### EXCERPT
┄┄┄┄┄┄┄┄┄┄┄┄┄┄┄┄┄┄┄┄

In 1942, Giáp and about forty men moved back into Vietnam and established themselves in remote caves near the village of Vu Nhai. This and similar small groups in the mountains were the basis of the Viet Minh, the armed wing of the Vietnam Independence League. The local Nùng people spoke little Vietnamese, so Giáp and his colleagues had to learn local dialects and draw pictures to communicate. When Vichy security patrols approached, they would conceal themselves in a cave under a waterfall, or, at times, in the lands of the Man Trang people.

For the next few years he and his comrades worked steadily to build up a small military force and to win local people over to the communist cause. By the end of 1943 several hundred men and women had joined the Viet Minh. It was in the summer of 1943 that Giáp was told that his wife had been beaten to death by guards in the central prison in Hanoi.
Her sister was guillotined.

In September 1944 the first Revolutionary Party Military Conference was held and it was agreed that the time was now right to take the military struggle forward into a new phase. The formation of the Vietnam Liberation army was proclaimed, with Giáp as its commander. Ho Chi Minh directed him to establish Armed Propaganda Brigades and the first one, consisting of thirty-one men and three women, was formed in December 1944. Named the Tran Hung Dao Platoon after the great Vietnamese hero, it was armed with two revolvers, seventeen rifles, one light machine gun, and fourteen breech-loading flintlocks dating from the Russo-Japanese War.

┄┄┄┄┄┄┄┄┄┄┄┄┄┄┄┄┄┄┄┄

### RECORDED INFORMATION
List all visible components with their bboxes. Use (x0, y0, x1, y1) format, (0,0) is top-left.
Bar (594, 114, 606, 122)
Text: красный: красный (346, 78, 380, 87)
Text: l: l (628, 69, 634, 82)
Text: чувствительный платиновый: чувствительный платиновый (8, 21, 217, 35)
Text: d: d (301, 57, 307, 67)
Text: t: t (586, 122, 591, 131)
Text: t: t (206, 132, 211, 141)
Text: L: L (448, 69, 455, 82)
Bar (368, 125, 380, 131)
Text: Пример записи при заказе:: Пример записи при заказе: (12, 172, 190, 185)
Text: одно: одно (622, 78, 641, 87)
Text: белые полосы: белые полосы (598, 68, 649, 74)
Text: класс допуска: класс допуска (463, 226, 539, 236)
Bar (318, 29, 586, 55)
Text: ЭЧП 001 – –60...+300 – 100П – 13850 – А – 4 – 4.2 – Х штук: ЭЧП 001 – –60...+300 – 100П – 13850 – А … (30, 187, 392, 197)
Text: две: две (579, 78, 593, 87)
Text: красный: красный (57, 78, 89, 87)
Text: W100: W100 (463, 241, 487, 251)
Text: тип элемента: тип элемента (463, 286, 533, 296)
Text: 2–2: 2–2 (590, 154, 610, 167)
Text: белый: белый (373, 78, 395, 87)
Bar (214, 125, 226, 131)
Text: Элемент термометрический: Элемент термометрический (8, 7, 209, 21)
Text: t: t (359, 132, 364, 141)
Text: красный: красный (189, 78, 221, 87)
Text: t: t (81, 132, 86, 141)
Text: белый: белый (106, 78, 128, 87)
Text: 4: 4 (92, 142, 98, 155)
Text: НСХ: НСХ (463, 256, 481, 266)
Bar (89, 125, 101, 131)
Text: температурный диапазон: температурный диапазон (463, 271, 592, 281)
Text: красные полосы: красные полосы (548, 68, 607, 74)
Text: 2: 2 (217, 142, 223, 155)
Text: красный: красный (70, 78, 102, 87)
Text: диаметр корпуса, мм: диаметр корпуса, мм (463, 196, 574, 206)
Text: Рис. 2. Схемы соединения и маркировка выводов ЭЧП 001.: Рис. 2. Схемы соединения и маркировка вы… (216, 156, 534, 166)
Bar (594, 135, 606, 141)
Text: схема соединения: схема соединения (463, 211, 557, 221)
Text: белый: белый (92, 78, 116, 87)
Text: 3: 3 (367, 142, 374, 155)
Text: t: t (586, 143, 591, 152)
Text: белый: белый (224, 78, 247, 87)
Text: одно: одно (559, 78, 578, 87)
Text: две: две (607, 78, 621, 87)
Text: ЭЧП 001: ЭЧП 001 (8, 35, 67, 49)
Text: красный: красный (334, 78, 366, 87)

┄┄┄┄┄┄┄┄┄┄┄┄┄┄┄┄┄┄┄┄

### EXERCISE OBJECTIVE
Please return the passage from the excerpt on Giáp and the early Viet Minh between "In 1942, Giáp" and "Man Trang people.", inclusive, copied word for word.

### WRITTEN RESPONSE
In 1942, Giáp and about forty men moved back into Vietnam and established themselves in remote caves near the village of Vu Nhai. This and similar small groups in the mountains were the basis of the Viet Minh, the armed wing of the Vietnam Independence League. The local Nùng people spoke little Vietnamese, so Giáp and his colleagues had to learn local dialects and draw pictures to communicate. When Vichy security patrols approached, they would conceal themselves in a cave under a waterfall, or, at times, in the lands of the Man Trang people.